Stated task
Restate the data below word for word. Skip any images it contains.

___ Supplied records

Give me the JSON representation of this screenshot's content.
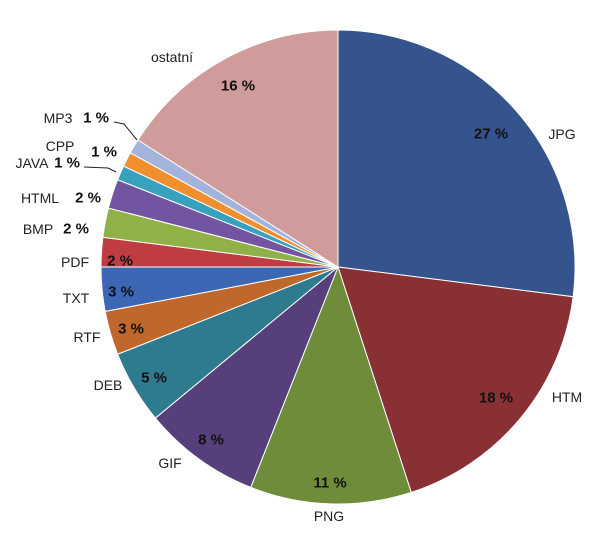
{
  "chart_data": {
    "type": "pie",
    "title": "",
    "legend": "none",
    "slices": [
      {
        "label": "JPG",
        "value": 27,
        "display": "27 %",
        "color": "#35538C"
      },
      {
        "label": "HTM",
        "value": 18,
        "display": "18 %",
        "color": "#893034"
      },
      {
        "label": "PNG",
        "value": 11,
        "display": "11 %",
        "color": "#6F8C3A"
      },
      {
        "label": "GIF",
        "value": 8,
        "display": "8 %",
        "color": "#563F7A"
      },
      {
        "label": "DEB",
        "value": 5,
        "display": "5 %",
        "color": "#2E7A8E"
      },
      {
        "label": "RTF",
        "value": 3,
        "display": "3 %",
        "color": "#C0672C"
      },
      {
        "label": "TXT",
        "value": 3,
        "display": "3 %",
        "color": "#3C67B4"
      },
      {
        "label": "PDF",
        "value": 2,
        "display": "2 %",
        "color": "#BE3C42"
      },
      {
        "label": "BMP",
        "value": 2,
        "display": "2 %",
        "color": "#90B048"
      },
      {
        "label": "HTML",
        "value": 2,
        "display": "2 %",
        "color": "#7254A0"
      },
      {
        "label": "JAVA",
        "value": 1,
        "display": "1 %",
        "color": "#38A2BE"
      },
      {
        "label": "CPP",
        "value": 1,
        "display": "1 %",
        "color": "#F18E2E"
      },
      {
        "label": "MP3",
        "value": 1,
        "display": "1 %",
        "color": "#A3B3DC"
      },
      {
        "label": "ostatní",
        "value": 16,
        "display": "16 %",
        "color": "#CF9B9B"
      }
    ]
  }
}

______

Correct result
Give me the JSON representation of this screenshot's content.
{
  "chart_data": {
    "type": "pie",
    "title": "",
    "legend": "none",
    "slices": [
      {
        "label": "JPG",
        "value": 27,
        "display": "27 %",
        "color": "#35538C"
      },
      {
        "label": "HTM",
        "value": 18,
        "display": "18 %",
        "color": "#893034"
      },
      {
        "label": "PNG",
        "value": 11,
        "display": "11 %",
        "color": "#6F8C3A"
      },
      {
        "label": "GIF",
        "value": 8,
        "display": "8 %",
        "color": "#563F7A"
      },
      {
        "label": "DEB",
        "value": 5,
        "display": "5 %",
        "color": "#2E7A8E"
      },
      {
        "label": "RTF",
        "value": 3,
        "display": "3 %",
        "color": "#C0672C"
      },
      {
        "label": "TXT",
        "value": 3,
        "display": "3 %",
        "color": "#3C67B4"
      },
      {
        "label": "PDF",
        "value": 2,
        "display": "2 %",
        "color": "#BE3C42"
      },
      {
        "label": "BMP",
        "value": 2,
        "display": "2 %",
        "color": "#90B048"
      },
      {
        "label": "HTML",
        "value": 2,
        "display": "2 %",
        "color": "#7254A0"
      },
      {
        "label": "JAVA",
        "value": 1,
        "display": "1 %",
        "color": "#38A2BE"
      },
      {
        "label": "CPP",
        "value": 1,
        "display": "1 %",
        "color": "#F18E2E"
      },
      {
        "label": "MP3",
        "value": 1,
        "display": "1 %",
        "color": "#A3B3DC"
      },
      {
        "label": "ostatní",
        "value": 16,
        "display": "16 %",
        "color": "#CF9B9B"
      }
    ]
  }
}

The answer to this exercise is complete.